Render the stretch from the beginning of the data through the line that contains "svg-text:17,8: 17,8: [930, 797, 1011, 848]", both ends included, as a numbered list, leaving out any blank lines.

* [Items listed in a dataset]
◇ ◇ ◇ ◇

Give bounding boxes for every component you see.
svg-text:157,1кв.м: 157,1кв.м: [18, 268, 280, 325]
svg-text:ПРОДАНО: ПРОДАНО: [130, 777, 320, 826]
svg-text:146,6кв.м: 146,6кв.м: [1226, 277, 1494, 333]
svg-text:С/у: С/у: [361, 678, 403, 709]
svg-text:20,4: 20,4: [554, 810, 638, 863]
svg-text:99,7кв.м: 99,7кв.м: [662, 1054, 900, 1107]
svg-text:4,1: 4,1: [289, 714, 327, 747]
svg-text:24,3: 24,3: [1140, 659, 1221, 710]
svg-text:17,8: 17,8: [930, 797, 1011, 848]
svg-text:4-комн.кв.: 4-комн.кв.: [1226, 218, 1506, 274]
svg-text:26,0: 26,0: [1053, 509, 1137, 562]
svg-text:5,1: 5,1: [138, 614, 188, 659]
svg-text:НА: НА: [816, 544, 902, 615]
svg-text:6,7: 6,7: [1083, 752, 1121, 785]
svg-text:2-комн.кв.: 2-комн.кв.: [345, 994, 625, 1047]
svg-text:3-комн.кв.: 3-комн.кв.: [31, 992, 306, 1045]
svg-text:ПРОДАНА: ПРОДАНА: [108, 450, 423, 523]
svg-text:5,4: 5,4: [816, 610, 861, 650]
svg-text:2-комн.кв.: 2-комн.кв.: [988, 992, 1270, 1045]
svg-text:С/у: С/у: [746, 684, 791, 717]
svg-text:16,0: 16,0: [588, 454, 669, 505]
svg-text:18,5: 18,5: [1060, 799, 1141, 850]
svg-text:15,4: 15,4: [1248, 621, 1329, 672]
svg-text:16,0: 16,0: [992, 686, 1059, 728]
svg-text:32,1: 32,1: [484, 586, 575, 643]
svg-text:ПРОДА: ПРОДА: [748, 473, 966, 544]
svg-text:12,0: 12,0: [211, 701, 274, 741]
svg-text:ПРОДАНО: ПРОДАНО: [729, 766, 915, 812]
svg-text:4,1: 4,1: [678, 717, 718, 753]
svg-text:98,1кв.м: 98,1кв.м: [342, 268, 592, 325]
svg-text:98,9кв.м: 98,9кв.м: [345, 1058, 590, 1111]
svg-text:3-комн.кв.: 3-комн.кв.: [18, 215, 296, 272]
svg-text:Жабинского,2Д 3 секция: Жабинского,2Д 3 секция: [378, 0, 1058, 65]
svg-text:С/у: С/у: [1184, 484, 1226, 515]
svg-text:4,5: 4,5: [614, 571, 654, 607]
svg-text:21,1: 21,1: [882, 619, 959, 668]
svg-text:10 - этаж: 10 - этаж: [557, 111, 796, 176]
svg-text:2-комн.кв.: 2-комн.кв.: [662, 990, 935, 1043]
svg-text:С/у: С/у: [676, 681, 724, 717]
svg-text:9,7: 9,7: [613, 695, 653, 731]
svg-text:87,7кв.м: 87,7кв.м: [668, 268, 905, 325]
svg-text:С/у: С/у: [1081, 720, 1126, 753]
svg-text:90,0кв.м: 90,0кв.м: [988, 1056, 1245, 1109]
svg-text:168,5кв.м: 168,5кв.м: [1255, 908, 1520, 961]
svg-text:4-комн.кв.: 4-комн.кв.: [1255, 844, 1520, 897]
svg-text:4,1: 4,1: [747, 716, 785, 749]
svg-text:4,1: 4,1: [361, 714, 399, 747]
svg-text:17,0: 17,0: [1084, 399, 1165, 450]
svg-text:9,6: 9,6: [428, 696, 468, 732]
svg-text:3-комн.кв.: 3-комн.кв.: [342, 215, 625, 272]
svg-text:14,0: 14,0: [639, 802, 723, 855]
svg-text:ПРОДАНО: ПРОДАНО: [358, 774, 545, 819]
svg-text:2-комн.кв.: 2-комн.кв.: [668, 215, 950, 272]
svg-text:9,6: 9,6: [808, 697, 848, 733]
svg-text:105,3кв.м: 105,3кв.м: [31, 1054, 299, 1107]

◇ ◇ ◇ ◇

* [Response below]
1. Give bounding boxes for every component you see.
2. svg-text:157,1кв.м: 157,1кв.м: [18, 268, 280, 325]
3. svg-text:ПРОДАНО: ПРОДАНО: [130, 777, 320, 826]
4. svg-text:146,6кв.м: 146,6кв.м: [1226, 277, 1494, 333]
5. svg-text:С/у: С/у: [361, 678, 403, 709]
6. svg-text:20,4: 20,4: [554, 810, 638, 863]
7. svg-text:99,7кв.м: 99,7кв.м: [662, 1054, 900, 1107]
8. svg-text:4,1: 4,1: [289, 714, 327, 747]
9. svg-text:24,3: 24,3: [1140, 659, 1221, 710]
10. svg-text:17,8: 17,8: [930, 797, 1011, 848]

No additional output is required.